- [TEXT SEGMENT]
So no views including GSWheelColorPicker need the change, but if there are
places where bitmaps are generated which use an assumption that user-space is
equal to device space to optimize the pixel size of the generated image, they
can benefit from this change too (but only to get sharper output - they
wouldn't require it.)
Unfortunately, due to a bug in the implementation of NSImage drawInRect:
methods, the change in GSWheelColorPicker doesn't actually produce sharper
output. I think it's due to the size of the intermediate surface which is
created but I haven't looked in to it in detail.
The biggest part of the patch are the changes to the NSView conversion methods.
If I understand these correctly the change is that for an argument of nil we
use the identity transform instead of the transform of the windows decoration
view. Is this correct?
Yes, I was fixing that. I probably rewrote the methods more than necessary but
I think they're clearer to read now.
This change is probably related to the change in _rebuildCoordinates, which I
didn't quite understand.

- [WORK TASK] Could you reproduce the patch discussion above in full, word for word?

Page layout parsing data
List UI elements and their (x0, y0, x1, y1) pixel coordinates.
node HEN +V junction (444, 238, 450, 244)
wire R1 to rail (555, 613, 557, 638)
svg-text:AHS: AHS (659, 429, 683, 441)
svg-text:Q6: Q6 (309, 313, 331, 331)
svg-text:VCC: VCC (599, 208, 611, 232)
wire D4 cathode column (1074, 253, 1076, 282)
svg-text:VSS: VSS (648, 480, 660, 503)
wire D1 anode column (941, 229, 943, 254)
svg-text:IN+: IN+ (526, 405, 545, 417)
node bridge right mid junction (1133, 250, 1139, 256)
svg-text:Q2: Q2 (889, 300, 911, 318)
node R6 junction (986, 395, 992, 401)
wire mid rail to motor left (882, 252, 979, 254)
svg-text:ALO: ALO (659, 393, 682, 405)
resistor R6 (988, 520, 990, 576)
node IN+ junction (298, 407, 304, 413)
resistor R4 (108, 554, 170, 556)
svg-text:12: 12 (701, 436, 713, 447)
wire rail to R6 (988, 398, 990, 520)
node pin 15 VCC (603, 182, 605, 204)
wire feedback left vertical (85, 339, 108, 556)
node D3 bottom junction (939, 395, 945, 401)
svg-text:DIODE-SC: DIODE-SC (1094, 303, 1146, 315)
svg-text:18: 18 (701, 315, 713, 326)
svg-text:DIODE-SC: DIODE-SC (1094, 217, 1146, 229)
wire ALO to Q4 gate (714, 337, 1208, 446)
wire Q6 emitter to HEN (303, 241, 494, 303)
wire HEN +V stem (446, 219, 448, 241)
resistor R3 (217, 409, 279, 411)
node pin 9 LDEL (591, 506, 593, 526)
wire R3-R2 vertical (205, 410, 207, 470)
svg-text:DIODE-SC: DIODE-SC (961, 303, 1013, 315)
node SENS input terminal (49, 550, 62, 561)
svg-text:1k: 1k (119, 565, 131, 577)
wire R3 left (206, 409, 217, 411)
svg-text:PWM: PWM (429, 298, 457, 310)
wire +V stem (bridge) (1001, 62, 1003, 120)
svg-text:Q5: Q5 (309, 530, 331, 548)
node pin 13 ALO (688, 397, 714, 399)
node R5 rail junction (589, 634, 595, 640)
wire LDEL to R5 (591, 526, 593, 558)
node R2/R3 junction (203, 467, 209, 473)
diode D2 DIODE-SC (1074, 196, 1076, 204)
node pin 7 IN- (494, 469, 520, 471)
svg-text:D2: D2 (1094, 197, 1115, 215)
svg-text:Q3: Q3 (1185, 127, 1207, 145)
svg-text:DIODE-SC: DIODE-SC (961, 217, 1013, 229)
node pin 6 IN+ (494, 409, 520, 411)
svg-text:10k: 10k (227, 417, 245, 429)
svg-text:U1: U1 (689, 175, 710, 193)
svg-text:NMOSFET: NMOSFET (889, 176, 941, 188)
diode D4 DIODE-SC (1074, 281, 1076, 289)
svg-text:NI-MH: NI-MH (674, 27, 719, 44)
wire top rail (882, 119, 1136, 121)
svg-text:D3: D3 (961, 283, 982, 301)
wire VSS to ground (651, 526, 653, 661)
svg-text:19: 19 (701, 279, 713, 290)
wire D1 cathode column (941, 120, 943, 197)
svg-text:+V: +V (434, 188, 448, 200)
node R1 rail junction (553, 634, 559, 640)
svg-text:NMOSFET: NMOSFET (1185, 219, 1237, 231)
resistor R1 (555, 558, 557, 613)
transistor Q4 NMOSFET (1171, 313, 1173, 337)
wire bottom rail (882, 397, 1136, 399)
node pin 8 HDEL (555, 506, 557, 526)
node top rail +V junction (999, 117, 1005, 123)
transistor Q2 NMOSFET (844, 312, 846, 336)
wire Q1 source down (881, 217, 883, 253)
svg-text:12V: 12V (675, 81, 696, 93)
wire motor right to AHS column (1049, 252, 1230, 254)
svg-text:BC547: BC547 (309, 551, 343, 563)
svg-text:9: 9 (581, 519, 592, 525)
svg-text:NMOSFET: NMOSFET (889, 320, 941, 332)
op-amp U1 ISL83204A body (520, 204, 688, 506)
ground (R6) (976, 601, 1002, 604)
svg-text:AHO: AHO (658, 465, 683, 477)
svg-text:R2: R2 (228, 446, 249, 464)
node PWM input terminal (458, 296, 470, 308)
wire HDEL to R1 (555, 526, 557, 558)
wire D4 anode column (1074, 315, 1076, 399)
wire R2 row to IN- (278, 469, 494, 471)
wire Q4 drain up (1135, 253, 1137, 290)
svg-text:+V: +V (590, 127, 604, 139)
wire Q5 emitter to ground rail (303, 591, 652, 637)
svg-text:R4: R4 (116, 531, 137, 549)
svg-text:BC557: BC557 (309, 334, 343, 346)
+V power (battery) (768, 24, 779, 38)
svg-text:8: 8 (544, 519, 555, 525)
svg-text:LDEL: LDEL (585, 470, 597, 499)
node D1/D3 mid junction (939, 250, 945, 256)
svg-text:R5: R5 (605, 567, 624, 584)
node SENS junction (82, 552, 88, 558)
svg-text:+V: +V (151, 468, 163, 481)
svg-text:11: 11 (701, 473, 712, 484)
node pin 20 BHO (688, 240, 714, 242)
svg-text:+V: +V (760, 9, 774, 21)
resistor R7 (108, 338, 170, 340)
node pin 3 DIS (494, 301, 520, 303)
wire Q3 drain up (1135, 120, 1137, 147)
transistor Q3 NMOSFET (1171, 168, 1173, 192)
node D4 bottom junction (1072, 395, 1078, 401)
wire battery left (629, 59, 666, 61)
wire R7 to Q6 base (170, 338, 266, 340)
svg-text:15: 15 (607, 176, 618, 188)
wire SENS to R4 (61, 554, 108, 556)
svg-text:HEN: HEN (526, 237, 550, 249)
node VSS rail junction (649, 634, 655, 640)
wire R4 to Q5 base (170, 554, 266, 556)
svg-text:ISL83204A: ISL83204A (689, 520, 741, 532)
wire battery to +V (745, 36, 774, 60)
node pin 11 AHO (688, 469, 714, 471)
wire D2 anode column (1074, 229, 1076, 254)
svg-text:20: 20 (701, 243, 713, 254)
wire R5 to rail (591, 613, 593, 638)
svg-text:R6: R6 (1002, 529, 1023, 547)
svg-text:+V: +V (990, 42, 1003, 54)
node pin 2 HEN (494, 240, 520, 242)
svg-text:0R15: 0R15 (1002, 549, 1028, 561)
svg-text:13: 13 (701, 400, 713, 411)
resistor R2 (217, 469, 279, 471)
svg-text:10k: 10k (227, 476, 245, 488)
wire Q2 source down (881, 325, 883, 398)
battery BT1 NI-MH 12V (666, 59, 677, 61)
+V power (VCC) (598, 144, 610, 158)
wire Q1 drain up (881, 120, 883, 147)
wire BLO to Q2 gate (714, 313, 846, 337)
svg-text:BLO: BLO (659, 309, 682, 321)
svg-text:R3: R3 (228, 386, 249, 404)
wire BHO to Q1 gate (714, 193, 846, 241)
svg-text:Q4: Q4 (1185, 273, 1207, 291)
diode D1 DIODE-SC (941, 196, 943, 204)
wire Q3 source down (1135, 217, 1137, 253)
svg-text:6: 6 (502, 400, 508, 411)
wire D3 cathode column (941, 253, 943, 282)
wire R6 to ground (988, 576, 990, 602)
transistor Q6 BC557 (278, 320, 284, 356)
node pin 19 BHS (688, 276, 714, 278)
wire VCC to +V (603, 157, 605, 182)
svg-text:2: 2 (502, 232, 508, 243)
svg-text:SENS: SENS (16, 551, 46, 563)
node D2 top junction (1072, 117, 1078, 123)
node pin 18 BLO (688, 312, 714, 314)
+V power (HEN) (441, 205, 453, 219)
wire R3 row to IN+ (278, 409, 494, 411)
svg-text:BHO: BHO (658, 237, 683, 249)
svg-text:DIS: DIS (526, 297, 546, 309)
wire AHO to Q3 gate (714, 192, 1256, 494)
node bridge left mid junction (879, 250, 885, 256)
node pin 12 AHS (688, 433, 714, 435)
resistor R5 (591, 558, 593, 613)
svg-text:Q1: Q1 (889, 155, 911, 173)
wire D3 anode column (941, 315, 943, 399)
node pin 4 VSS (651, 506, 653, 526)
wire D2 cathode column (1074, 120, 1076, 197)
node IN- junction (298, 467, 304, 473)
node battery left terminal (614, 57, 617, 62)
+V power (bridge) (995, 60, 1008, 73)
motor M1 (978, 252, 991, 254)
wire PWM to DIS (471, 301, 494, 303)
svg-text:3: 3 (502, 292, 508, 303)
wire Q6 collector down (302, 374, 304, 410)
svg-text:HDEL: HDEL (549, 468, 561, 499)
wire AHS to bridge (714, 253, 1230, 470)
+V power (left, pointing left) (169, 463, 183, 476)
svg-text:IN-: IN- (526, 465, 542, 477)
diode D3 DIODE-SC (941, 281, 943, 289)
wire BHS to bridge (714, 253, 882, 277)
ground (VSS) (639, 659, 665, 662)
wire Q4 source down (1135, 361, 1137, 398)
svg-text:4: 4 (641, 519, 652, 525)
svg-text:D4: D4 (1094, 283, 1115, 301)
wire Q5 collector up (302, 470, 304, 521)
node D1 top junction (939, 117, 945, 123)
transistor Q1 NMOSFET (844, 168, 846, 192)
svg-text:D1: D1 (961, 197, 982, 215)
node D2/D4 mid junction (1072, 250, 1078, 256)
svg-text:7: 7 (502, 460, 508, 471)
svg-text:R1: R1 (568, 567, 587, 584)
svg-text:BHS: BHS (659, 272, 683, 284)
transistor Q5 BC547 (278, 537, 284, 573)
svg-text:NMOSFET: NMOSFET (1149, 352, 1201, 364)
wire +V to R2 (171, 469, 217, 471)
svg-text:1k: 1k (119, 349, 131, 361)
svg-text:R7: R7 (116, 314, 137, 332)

- [SOLUTION TO THIS EXERCISE]
So no views including GSWheelColorPicker need the change, but if there are
places where bitmaps are generated which use an assumption that user-space is
equal to device space to optimize the pixel size of the generated image, they
can benefit from this change too (but only to get sharper output - they
wouldn't require it.)
Unfortunately, due to a bug in the implementation of NSImage drawInRect:
methods, the change in GSWheelColorPicker doesn't actually produce sharper
output. I think it's due to the size of the intermediate surface which is
created but I haven't looked in to it in detail.
The biggest part of the patch are the changes to the NSView conversion methods.
If I understand these correctly the change is that for an argument of nil we
use the identity transform instead of the transform of the windows decoration
view. Is this correct?
Yes, I was fixing that. I probably rewrote the methods more than necessary but
I think they're clearer to read now.
This change is probably related to the change in _rebuildCoordinates, which I
didn't quite understand.